§ **SET TASK**:
Copy each line below in which the string "企业新用户" occurs.

>>>>>

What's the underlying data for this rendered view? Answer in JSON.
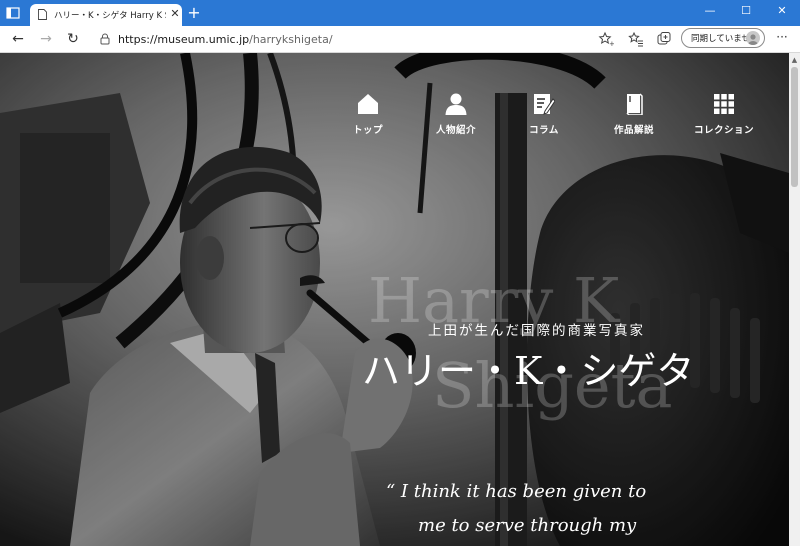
{
  "browser": {
    "tab_title": "ハリー・K・シゲタ Harry K Shigeta 上",
    "url_host": "https://museum.umic.jp",
    "url_path": "/harrykshigeta/",
    "sync_label": "同期していません"
  },
  "nav": {
    "items": [
      {
        "label": "トップ",
        "icon": "home-icon"
      },
      {
        "label": "人物紹介",
        "icon": "person-icon"
      },
      {
        "label": "コラム",
        "icon": "edit-icon"
      },
      {
        "label": "作品解説",
        "icon": "book-icon"
      },
      {
        "label": "コレクション",
        "icon": "grid-icon"
      }
    ]
  },
  "hero": {
    "ghost_line1": "Harry K",
    "ghost_line2": "Shigeta",
    "subtitle": "上田が生んだ国際的商業写真家",
    "title": "ハリー・K・シゲタ",
    "quote_line1": "“ I think it has been given to",
    "quote_line2": "me to serve through my"
  }
}
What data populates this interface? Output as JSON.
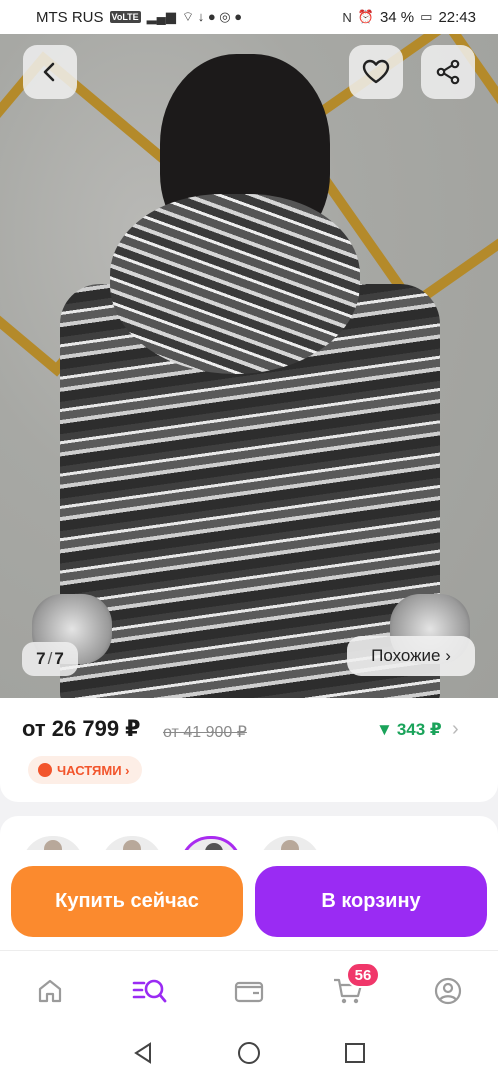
{
  "status_bar": {
    "carrier": "MTS RUS",
    "volte": "VoLTE",
    "battery": "34 %",
    "time": "22:43"
  },
  "photo": {
    "counter_current": "7",
    "counter_total": "7",
    "similar_label": "Похожие ›"
  },
  "price": {
    "current": "от 26 799 ₽",
    "old": "от 41 900 ₽",
    "cashback": "343 ₽",
    "parts_label": "ЧАСТЯМИ ›"
  },
  "actions": {
    "buy_now": "Купить сейчас",
    "add_to_cart": "В корзину"
  },
  "tab_bar": {
    "cart_badge": "56",
    "items": [
      "home-icon",
      "catalog-search-icon",
      "wallet-icon",
      "cart-icon",
      "profile-icon"
    ]
  },
  "colors": {
    "accent_purple": "#9a2bf3",
    "accent_orange": "#fb8a2e",
    "cashback_green": "#1aa35a",
    "badge_pink": "#f0376a",
    "parts_orange": "#f2552c"
  }
}
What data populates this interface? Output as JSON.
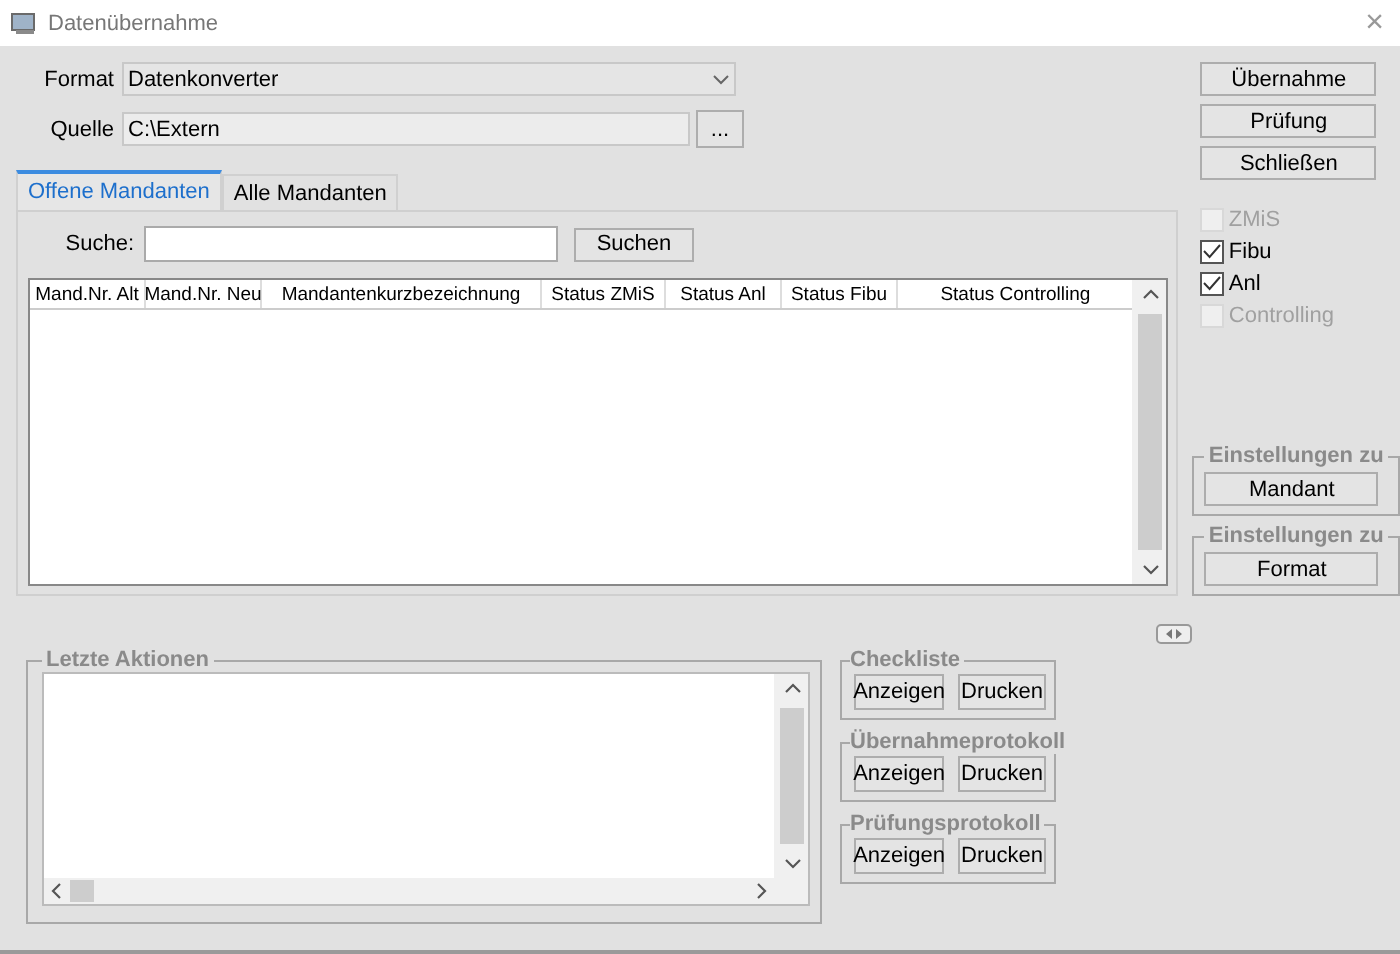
{
  "window": {
    "title": "Datenübernahme",
    "close": "×"
  },
  "format": {
    "label": "Format",
    "value": "Datenkonverter"
  },
  "source": {
    "label": "Quelle",
    "value": "C:\\Extern",
    "browse": "..."
  },
  "tabs": [
    {
      "label": "Offene Mandanten",
      "selected": true
    },
    {
      "label": "Alle Mandanten",
      "selected": false
    }
  ],
  "search": {
    "label": "Suche:",
    "button": "Suchen"
  },
  "table": {
    "columns": [
      "Mand.Nr. Alt",
      "Mand.Nr. Neu",
      "Mandantenkurzbezeichnung",
      "Status ZMiS",
      "Status Anl",
      "Status Fibu",
      "Status Controlling"
    ]
  },
  "actions": [
    "Übernahme",
    "Prüfung",
    "Schließen"
  ],
  "modules": [
    {
      "label": "ZMiS",
      "checked": false,
      "disabled": true
    },
    {
      "label": "Fibu",
      "checked": true,
      "disabled": false
    },
    {
      "label": "Anl",
      "checked": true,
      "disabled": false
    },
    {
      "label": "Controlling",
      "checked": false,
      "disabled": true
    }
  ],
  "settings": [
    {
      "title": "Einstellungen zu",
      "button": "Mandant"
    },
    {
      "title": "Einstellungen zu",
      "button": "Format"
    }
  ],
  "recent_actions": {
    "title": "Letzte Aktionen"
  },
  "reports": [
    {
      "title": "Checkliste",
      "buttons": [
        "Anzeigen",
        "Drucken"
      ]
    },
    {
      "title": "Übernahmeprotokoll",
      "buttons": [
        "Anzeigen",
        "Drucken"
      ]
    },
    {
      "title": "Prüfungsprotokoll",
      "buttons": [
        "Anzeigen",
        "Drucken"
      ]
    }
  ]
}
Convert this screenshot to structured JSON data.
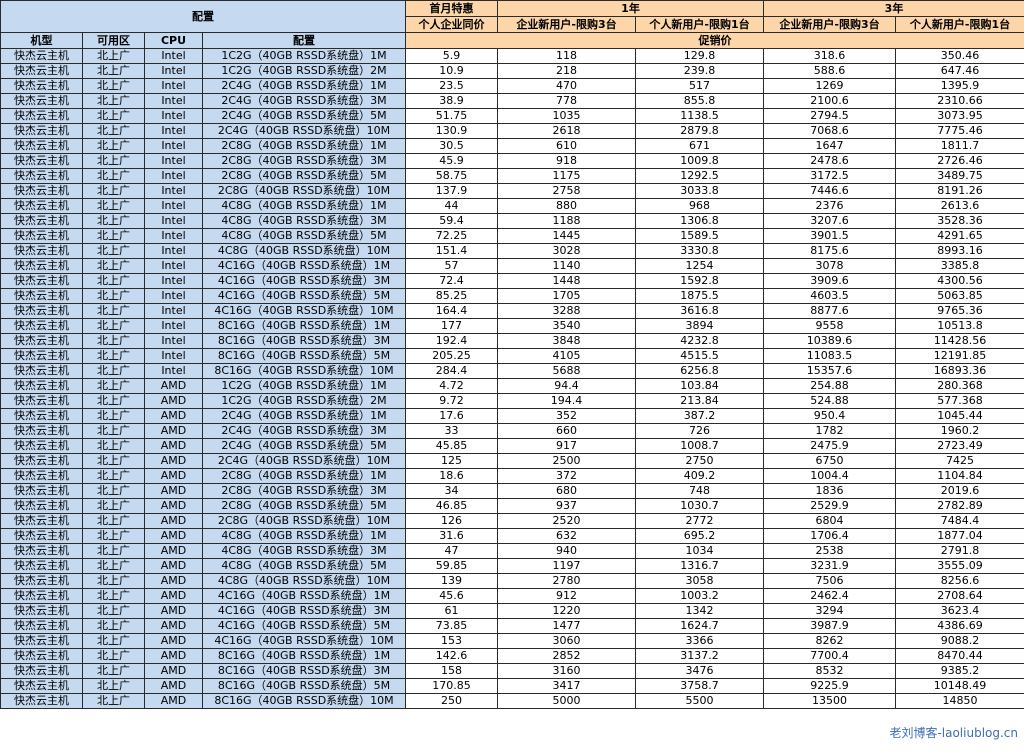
{
  "header": {
    "config_title": "配置",
    "first_month": "首月特惠",
    "one_year": "1年",
    "three_year": "3年",
    "personal_same_price": "个人企业同价",
    "enterprise_new": "企业新用户-限购3台",
    "personal_new": "个人新用户-限购1台",
    "enterprise_new_3y": "企业新用户-限购3台",
    "personal_new_3y": "个人新用户-限购1台",
    "promo_price": "促销价",
    "col_model": "机型",
    "col_zone": "可用区",
    "col_cpu": "CPU",
    "col_config": "配置"
  },
  "rows": [
    [
      "快杰云主机",
      "北上广",
      "Intel",
      "1C2G（40GB RSSD系统盘）1M",
      "5.9",
      "118",
      "129.8",
      "318.6",
      "350.46"
    ],
    [
      "快杰云主机",
      "北上广",
      "Intel",
      "1C2G（40GB RSSD系统盘）2M",
      "10.9",
      "218",
      "239.8",
      "588.6",
      "647.46"
    ],
    [
      "快杰云主机",
      "北上广",
      "Intel",
      "2C4G（40GB RSSD系统盘）1M",
      "23.5",
      "470",
      "517",
      "1269",
      "1395.9"
    ],
    [
      "快杰云主机",
      "北上广",
      "Intel",
      "2C4G（40GB RSSD系统盘）3M",
      "38.9",
      "778",
      "855.8",
      "2100.6",
      "2310.66"
    ],
    [
      "快杰云主机",
      "北上广",
      "Intel",
      "2C4G（40GB RSSD系统盘）5M",
      "51.75",
      "1035",
      "1138.5",
      "2794.5",
      "3073.95"
    ],
    [
      "快杰云主机",
      "北上广",
      "Intel",
      "2C4G（40GB RSSD系统盘）10M",
      "130.9",
      "2618",
      "2879.8",
      "7068.6",
      "7775.46"
    ],
    [
      "快杰云主机",
      "北上广",
      "Intel",
      "2C8G（40GB RSSD系统盘）1M",
      "30.5",
      "610",
      "671",
      "1647",
      "1811.7"
    ],
    [
      "快杰云主机",
      "北上广",
      "Intel",
      "2C8G（40GB RSSD系统盘）3M",
      "45.9",
      "918",
      "1009.8",
      "2478.6",
      "2726.46"
    ],
    [
      "快杰云主机",
      "北上广",
      "Intel",
      "2C8G（40GB RSSD系统盘）5M",
      "58.75",
      "1175",
      "1292.5",
      "3172.5",
      "3489.75"
    ],
    [
      "快杰云主机",
      "北上广",
      "Intel",
      "2C8G（40GB RSSD系统盘）10M",
      "137.9",
      "2758",
      "3033.8",
      "7446.6",
      "8191.26"
    ],
    [
      "快杰云主机",
      "北上广",
      "Intel",
      "4C8G（40GB RSSD系统盘）1M",
      "44",
      "880",
      "968",
      "2376",
      "2613.6"
    ],
    [
      "快杰云主机",
      "北上广",
      "Intel",
      "4C8G（40GB RSSD系统盘）3M",
      "59.4",
      "1188",
      "1306.8",
      "3207.6",
      "3528.36"
    ],
    [
      "快杰云主机",
      "北上广",
      "Intel",
      "4C8G（40GB RSSD系统盘）5M",
      "72.25",
      "1445",
      "1589.5",
      "3901.5",
      "4291.65"
    ],
    [
      "快杰云主机",
      "北上广",
      "Intel",
      "4C8G（40GB RSSD系统盘）10M",
      "151.4",
      "3028",
      "3330.8",
      "8175.6",
      "8993.16"
    ],
    [
      "快杰云主机",
      "北上广",
      "Intel",
      "4C16G（40GB RSSD系统盘）1M",
      "57",
      "1140",
      "1254",
      "3078",
      "3385.8"
    ],
    [
      "快杰云主机",
      "北上广",
      "Intel",
      "4C16G（40GB RSSD系统盘）3M",
      "72.4",
      "1448",
      "1592.8",
      "3909.6",
      "4300.56"
    ],
    [
      "快杰云主机",
      "北上广",
      "Intel",
      "4C16G（40GB RSSD系统盘）5M",
      "85.25",
      "1705",
      "1875.5",
      "4603.5",
      "5063.85"
    ],
    [
      "快杰云主机",
      "北上广",
      "Intel",
      "4C16G（40GB RSSD系统盘）10M",
      "164.4",
      "3288",
      "3616.8",
      "8877.6",
      "9765.36"
    ],
    [
      "快杰云主机",
      "北上广",
      "Intel",
      "8C16G（40GB RSSD系统盘）1M",
      "177",
      "3540",
      "3894",
      "9558",
      "10513.8"
    ],
    [
      "快杰云主机",
      "北上广",
      "Intel",
      "8C16G（40GB RSSD系统盘）3M",
      "192.4",
      "3848",
      "4232.8",
      "10389.6",
      "11428.56"
    ],
    [
      "快杰云主机",
      "北上广",
      "Intel",
      "8C16G（40GB RSSD系统盘）5M",
      "205.25",
      "4105",
      "4515.5",
      "11083.5",
      "12191.85"
    ],
    [
      "快杰云主机",
      "北上广",
      "Intel",
      "8C16G（40GB RSSD系统盘）10M",
      "284.4",
      "5688",
      "6256.8",
      "15357.6",
      "16893.36"
    ],
    [
      "快杰云主机",
      "北上广",
      "AMD",
      "1C2G（40GB RSSD系统盘）1M",
      "4.72",
      "94.4",
      "103.84",
      "254.88",
      "280.368"
    ],
    [
      "快杰云主机",
      "北上广",
      "AMD",
      "1C2G（40GB RSSD系统盘）2M",
      "9.72",
      "194.4",
      "213.84",
      "524.88",
      "577.368"
    ],
    [
      "快杰云主机",
      "北上广",
      "AMD",
      "2C4G（40GB RSSD系统盘）1M",
      "17.6",
      "352",
      "387.2",
      "950.4",
      "1045.44"
    ],
    [
      "快杰云主机",
      "北上广",
      "AMD",
      "2C4G（40GB RSSD系统盘）3M",
      "33",
      "660",
      "726",
      "1782",
      "1960.2"
    ],
    [
      "快杰云主机",
      "北上广",
      "AMD",
      "2C4G（40GB RSSD系统盘）5M",
      "45.85",
      "917",
      "1008.7",
      "2475.9",
      "2723.49"
    ],
    [
      "快杰云主机",
      "北上广",
      "AMD",
      "2C4G（40GB RSSD系统盘）10M",
      "125",
      "2500",
      "2750",
      "6750",
      "7425"
    ],
    [
      "快杰云主机",
      "北上广",
      "AMD",
      "2C8G（40GB RSSD系统盘）1M",
      "18.6",
      "372",
      "409.2",
      "1004.4",
      "1104.84"
    ],
    [
      "快杰云主机",
      "北上广",
      "AMD",
      "2C8G（40GB RSSD系统盘）3M",
      "34",
      "680",
      "748",
      "1836",
      "2019.6"
    ],
    [
      "快杰云主机",
      "北上广",
      "AMD",
      "2C8G（40GB RSSD系统盘）5M",
      "46.85",
      "937",
      "1030.7",
      "2529.9",
      "2782.89"
    ],
    [
      "快杰云主机",
      "北上广",
      "AMD",
      "2C8G（40GB RSSD系统盘）10M",
      "126",
      "2520",
      "2772",
      "6804",
      "7484.4"
    ],
    [
      "快杰云主机",
      "北上广",
      "AMD",
      "4C8G（40GB RSSD系统盘）1M",
      "31.6",
      "632",
      "695.2",
      "1706.4",
      "1877.04"
    ],
    [
      "快杰云主机",
      "北上广",
      "AMD",
      "4C8G（40GB RSSD系统盘）3M",
      "47",
      "940",
      "1034",
      "2538",
      "2791.8"
    ],
    [
      "快杰云主机",
      "北上广",
      "AMD",
      "4C8G（40GB RSSD系统盘）5M",
      "59.85",
      "1197",
      "1316.7",
      "3231.9",
      "3555.09"
    ],
    [
      "快杰云主机",
      "北上广",
      "AMD",
      "4C8G（40GB RSSD系统盘）10M",
      "139",
      "2780",
      "3058",
      "7506",
      "8256.6"
    ],
    [
      "快杰云主机",
      "北上广",
      "AMD",
      "4C16G（40GB RSSD系统盘）1M",
      "45.6",
      "912",
      "1003.2",
      "2462.4",
      "2708.64"
    ],
    [
      "快杰云主机",
      "北上广",
      "AMD",
      "4C16G（40GB RSSD系统盘）3M",
      "61",
      "1220",
      "1342",
      "3294",
      "3623.4"
    ],
    [
      "快杰云主机",
      "北上广",
      "AMD",
      "4C16G（40GB RSSD系统盘）5M",
      "73.85",
      "1477",
      "1624.7",
      "3987.9",
      "4386.69"
    ],
    [
      "快杰云主机",
      "北上广",
      "AMD",
      "4C16G（40GB RSSD系统盘）10M",
      "153",
      "3060",
      "3366",
      "8262",
      "9088.2"
    ],
    [
      "快杰云主机",
      "北上广",
      "AMD",
      "8C16G（40GB RSSD系统盘）1M",
      "142.6",
      "2852",
      "3137.2",
      "7700.4",
      "8470.44"
    ],
    [
      "快杰云主机",
      "北上广",
      "AMD",
      "8C16G（40GB RSSD系统盘）3M",
      "158",
      "3160",
      "3476",
      "8532",
      "9385.2"
    ],
    [
      "快杰云主机",
      "北上广",
      "AMD",
      "8C16G（40GB RSSD系统盘）5M",
      "170.85",
      "3417",
      "3758.7",
      "9225.9",
      "10148.49"
    ],
    [
      "快杰云主机",
      "北上广",
      "AMD",
      "8C16G（40GB RSSD系统盘）10M",
      "250",
      "5000",
      "5500",
      "13500",
      "14850"
    ]
  ],
  "watermark": "老刘博客-laoliublog.cn"
}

<<<<<

§ **EXERCISE SOLUTION**:
    "enterprise_new": "企业新用户-限购3台",
    "enterprise_new_3y": "企业新用户-限购3台",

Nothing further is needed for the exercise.